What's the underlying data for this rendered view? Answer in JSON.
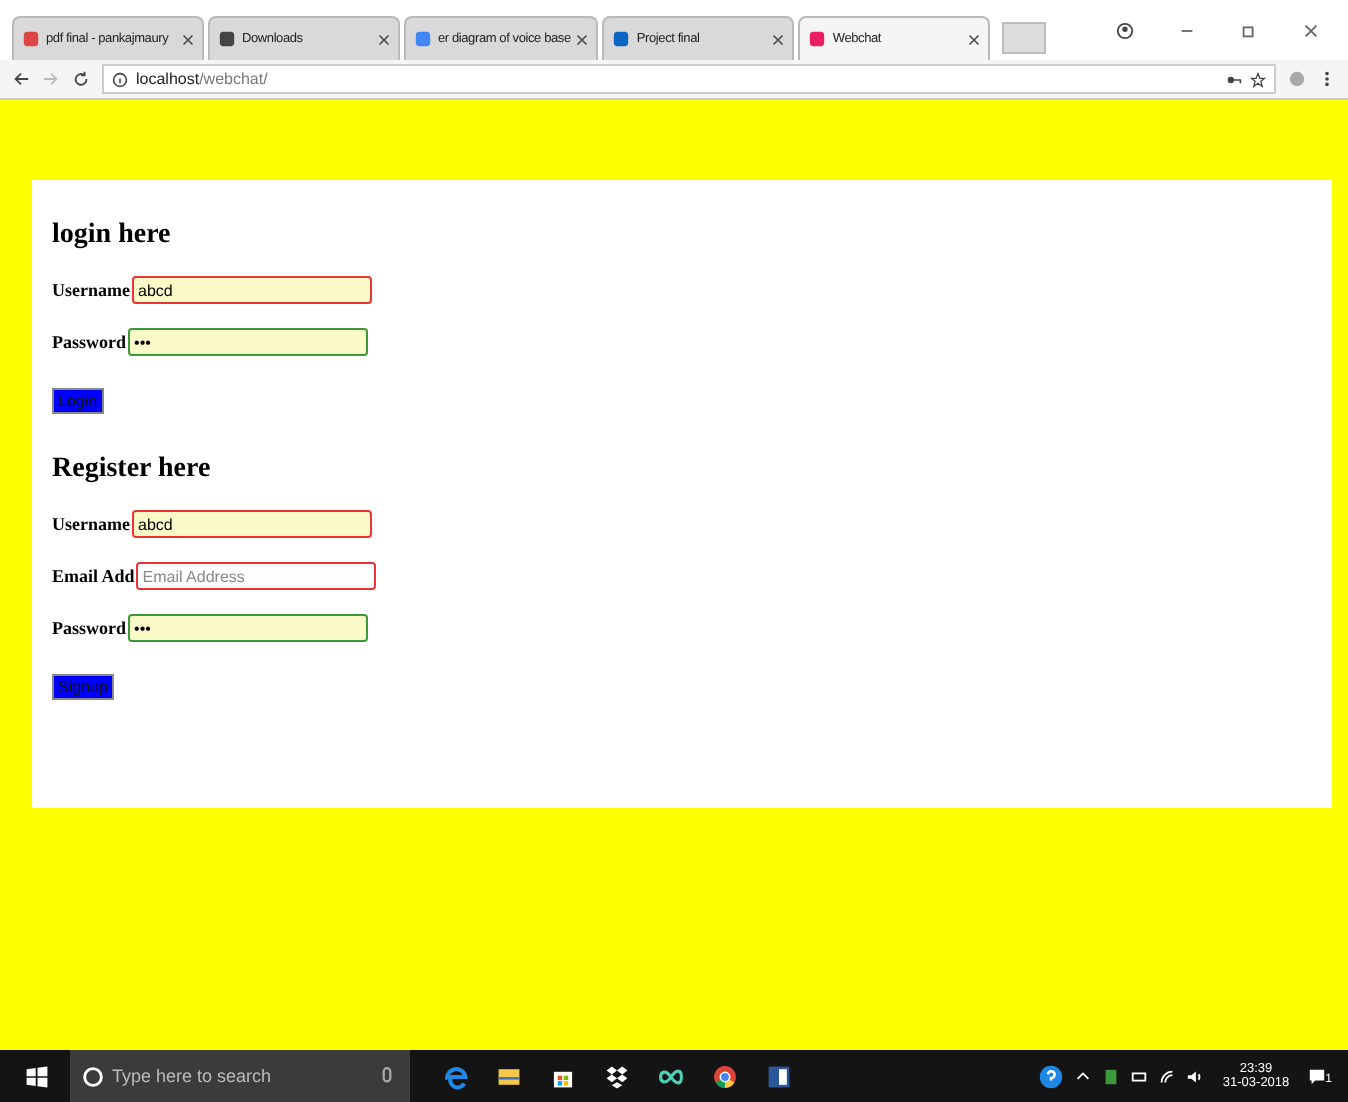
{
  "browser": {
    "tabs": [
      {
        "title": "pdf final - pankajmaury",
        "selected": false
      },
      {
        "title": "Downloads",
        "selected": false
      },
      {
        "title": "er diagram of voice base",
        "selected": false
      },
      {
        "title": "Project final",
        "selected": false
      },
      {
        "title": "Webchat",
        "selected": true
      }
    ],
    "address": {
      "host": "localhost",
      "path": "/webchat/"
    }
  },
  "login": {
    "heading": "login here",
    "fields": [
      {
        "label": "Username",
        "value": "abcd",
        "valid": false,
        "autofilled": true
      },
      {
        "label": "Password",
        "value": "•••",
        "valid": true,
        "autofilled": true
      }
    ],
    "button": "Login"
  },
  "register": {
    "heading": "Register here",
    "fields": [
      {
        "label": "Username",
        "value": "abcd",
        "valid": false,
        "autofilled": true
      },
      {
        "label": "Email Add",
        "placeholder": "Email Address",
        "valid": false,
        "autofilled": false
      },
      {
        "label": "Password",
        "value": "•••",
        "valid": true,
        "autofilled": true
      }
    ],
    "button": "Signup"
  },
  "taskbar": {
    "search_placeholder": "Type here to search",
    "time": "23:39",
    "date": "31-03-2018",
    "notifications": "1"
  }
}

★ ★ ★

THE TASK: From the records given above, copy all lines containing "title".

ANSWER:
        "title": "pdf final - pankajmaury",
        "title": "Downloads",
        "title": "er diagram of voice base",
        "title": "Project final",
        "title": "Webchat",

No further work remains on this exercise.